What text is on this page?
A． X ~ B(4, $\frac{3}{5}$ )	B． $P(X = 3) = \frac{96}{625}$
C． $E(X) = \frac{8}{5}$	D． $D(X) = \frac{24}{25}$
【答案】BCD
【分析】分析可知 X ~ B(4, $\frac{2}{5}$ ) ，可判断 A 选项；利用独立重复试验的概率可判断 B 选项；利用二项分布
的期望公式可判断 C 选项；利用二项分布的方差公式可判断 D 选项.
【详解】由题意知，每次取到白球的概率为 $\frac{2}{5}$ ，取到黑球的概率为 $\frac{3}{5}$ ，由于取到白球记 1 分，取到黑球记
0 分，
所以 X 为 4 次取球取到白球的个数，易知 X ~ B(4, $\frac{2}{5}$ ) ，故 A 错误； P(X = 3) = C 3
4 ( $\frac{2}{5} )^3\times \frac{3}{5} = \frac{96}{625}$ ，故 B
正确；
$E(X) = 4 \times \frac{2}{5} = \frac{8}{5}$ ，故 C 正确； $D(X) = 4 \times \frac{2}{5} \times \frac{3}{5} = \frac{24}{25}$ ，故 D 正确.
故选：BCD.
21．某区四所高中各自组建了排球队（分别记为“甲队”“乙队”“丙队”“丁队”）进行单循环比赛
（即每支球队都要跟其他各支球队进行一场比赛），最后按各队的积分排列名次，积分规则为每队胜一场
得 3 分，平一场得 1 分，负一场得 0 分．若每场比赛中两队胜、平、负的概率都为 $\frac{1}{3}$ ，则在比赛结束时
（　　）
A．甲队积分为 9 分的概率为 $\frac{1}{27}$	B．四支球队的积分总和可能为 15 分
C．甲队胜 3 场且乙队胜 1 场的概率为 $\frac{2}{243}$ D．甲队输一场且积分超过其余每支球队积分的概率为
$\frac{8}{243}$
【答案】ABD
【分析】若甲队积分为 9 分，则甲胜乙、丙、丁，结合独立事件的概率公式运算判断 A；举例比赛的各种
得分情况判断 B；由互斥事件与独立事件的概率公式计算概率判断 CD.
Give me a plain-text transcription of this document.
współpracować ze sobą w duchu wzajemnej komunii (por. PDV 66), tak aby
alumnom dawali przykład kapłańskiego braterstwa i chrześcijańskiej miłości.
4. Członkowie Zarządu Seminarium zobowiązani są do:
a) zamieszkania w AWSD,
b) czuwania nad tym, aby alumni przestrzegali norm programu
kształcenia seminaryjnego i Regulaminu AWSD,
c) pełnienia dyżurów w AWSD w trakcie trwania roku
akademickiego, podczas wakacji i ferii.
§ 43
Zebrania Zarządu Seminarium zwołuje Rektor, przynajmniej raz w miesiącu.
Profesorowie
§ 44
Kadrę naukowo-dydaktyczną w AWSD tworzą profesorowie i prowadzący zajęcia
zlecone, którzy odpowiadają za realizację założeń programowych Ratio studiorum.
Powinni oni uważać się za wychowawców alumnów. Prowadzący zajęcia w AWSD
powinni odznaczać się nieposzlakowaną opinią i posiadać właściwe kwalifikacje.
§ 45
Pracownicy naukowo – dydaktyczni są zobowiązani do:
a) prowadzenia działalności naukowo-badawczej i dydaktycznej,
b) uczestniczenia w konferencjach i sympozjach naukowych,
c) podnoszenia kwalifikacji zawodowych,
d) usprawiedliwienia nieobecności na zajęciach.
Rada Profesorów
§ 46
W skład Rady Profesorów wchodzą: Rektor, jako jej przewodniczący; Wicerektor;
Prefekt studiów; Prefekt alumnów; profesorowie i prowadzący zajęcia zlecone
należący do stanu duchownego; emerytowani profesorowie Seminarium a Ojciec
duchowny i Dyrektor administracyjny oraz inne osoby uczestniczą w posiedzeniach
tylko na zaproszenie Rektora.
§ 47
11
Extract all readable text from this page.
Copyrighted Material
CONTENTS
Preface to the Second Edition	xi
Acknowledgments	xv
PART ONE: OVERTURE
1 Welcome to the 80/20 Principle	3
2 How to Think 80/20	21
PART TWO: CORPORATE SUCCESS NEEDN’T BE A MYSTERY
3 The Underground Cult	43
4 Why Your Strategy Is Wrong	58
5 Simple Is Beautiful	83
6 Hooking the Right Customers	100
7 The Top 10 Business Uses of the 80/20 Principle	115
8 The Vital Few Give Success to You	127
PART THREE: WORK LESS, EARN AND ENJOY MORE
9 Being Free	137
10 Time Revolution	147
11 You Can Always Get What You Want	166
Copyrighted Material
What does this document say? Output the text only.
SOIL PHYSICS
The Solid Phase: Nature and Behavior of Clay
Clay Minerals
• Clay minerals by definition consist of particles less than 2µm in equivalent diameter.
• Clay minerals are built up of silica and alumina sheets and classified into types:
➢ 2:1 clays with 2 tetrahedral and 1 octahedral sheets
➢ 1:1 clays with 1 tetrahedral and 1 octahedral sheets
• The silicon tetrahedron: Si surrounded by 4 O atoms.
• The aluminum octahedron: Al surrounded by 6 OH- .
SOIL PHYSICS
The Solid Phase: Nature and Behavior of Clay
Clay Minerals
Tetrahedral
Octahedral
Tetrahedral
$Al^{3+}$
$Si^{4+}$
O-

..........

WRITTEN INSTRUCTION
Reproduce each entry above exactly, keeping every word.

TASK RESULT
What text is on this page?
A． X ~ B(4, $\frac{3}{5}$ )	B． $P(X = 3) = \frac{96}{625}$
C． $E(X) = \frac{8}{5}$	D． $D(X) = \frac{24}{25}$
【答案】BCD
【分析】分析可知 X ~ B(4, $\frac{2}{5}$ ) ，可判断 A 选项；利用独立重复试验的概率可判断 B 选项；利用二项分布
的期望公式可判断 C 选项；利用二项分布的方差公式可判断 D 选项.
【详解】由题意知，每次取到白球的概率为 $\frac{2}{5}$ ，取到黑球的概率为 $\frac{3}{5}$ ，由于取到白球记 1 分，取到黑球记
0 分，
所以 X 为 4 次取球取到白球的个数，易知 X ~ B(4, $\frac{2}{5}$ ) ，故 A 错误； P(X = 3) = C 3
4 ( $\frac{2}{5} )^3\times \frac{3}{5} = \frac{96}{625}$ ，故 B
正确；
$E(X) = 4 \times \frac{2}{5} = \frac{8}{5}$ ，故 C 正确； $D(X) = 4 \times \frac{2}{5} \times \frac{3}{5} = \frac{24}{25}$ ，故 D 正确.
故选：BCD.
21．某区四所高中各自组建了排球队（分别记为“甲队”“乙队”“丙队”“丁队”）进行单循环比赛
（即每支球队都要跟其他各支球队进行一场比赛），最后按各队的积分排列名次，积分规则为每队胜一场
得 3 分，平一场得 1 分，负一场得 0 分．若每场比赛中两队胜、平、负的概率都为 $\frac{1}{3}$ ，则在比赛结束时
（　　）
A．甲队积分为 9 分的概率为 $\frac{1}{27}$	B．四支球队的积分总和可能为 15 分
C．甲队胜 3 场且乙队胜 1 场的概率为 $\frac{2}{243}$ D．甲队输一场且积分超过其余每支球队积分的概率为
$\frac{8}{243}$
【答案】ABD
【分析】若甲队积分为 9 分，则甲胜乙、丙、丁，结合独立事件的概率公式运算判断 A；举例比赛的各种
得分情况判断 B；由互斥事件与独立事件的概率公式计算概率判断 CD.
Give me a plain-text transcription of this document.
współpracować ze sobą w duchu wzajemnej komunii (por. PDV 66), tak aby
alumnom dawali przykład kapłańskiego braterstwa i chrześcijańskiej miłości.
4. Członkowie Zarządu Seminarium zobowiązani są do:
a) zamieszkania w AWSD,
b) czuwania nad tym, aby alumni przestrzegali norm programu
kształcenia seminaryjnego i Regulaminu AWSD,
c) pełnienia dyżurów w AWSD w trakcie trwania roku
akademickiego, podczas wakacji i ferii.
§ 43
Zebrania Zarządu Seminarium zwołuje Rektor, przynajmniej raz w miesiącu.
Profesorowie
§ 44
Kadrę naukowo-dydaktyczną w AWSD tworzą profesorowie i prowadzący zajęcia
zlecone, którzy odpowiadają za realizację założeń programowych Ratio studiorum.
Powinni oni uważać się za wychowawców alumnów. Prowadzący zajęcia w AWSD
powinni odznaczać się nieposzlakowaną opinią i posiadać właściwe kwalifikacje.
§ 45
Pracownicy naukowo – dydaktyczni są zobowiązani do:
a) prowadzenia działalności naukowo-badawczej i dydaktycznej,
b) uczestniczenia w konferencjach i sympozjach naukowych,
c) podnoszenia kwalifikacji zawodowych,
d) usprawiedliwienia nieobecności na zajęciach.
Rada Profesorów
§ 46
W skład Rady Profesorów wchodzą: Rektor, jako jej przewodniczący; Wicerektor;
Prefekt studiów; Prefekt alumnów; profesorowie i prowadzący zajęcia zlecone
należący do stanu duchownego; emerytowani profesorowie Seminarium a Ojciec
duchowny i Dyrektor administracyjny oraz inne osoby uczestniczą w posiedzeniach
tylko na zaproszenie Rektora.
§ 47
11
Extract all readable text from this page.
Copyrighted Material
CONTENTS
Preface to the Second Edition	xi
Acknowledgments	xv
PART ONE: OVERTURE
1 Welcome to the 80/20 Principle	3
2 How to Think 80/20	21
PART TWO: CORPORATE SUCCESS NEEDN’T BE A MYSTERY
3 The Underground Cult	43
4 Why Your Strategy Is Wrong	58
5 Simple Is Beautiful	83
6 Hooking the Right Customers	100
7 The Top 10 Business Uses of the 80/20 Principle	115
8 The Vital Few Give Success to You	127
PART THREE: WORK LESS, EARN AND ENJOY MORE
9 Being Free	137
10 Time Revolution	147
11 You Can Always Get What You Want	166
Copyrighted Material
What does this document say? Output the text only.
SOIL PHYSICS
The Solid Phase: Nature and Behavior of Clay
Clay Minerals
• Clay minerals by definition consist of particles less than 2µm in equivalent diameter.
• Clay minerals are built up of silica and alumina sheets and classified into types:
➢ 2:1 clays with 2 tetrahedral and 1 octahedral sheets
➢ 1:1 clays with 1 tetrahedral and 1 octahedral sheets
• The silicon tetrahedron: Si surrounded by 4 O atoms.
• The aluminum octahedron: Al surrounded by 6 OH- .
SOIL PHYSICS
The Solid Phase: Nature and Behavior of Clay
Clay Minerals
Tetrahedral
Octahedral
Tetrahedral
$Al^{3+}$
$Si^{4+}$
O-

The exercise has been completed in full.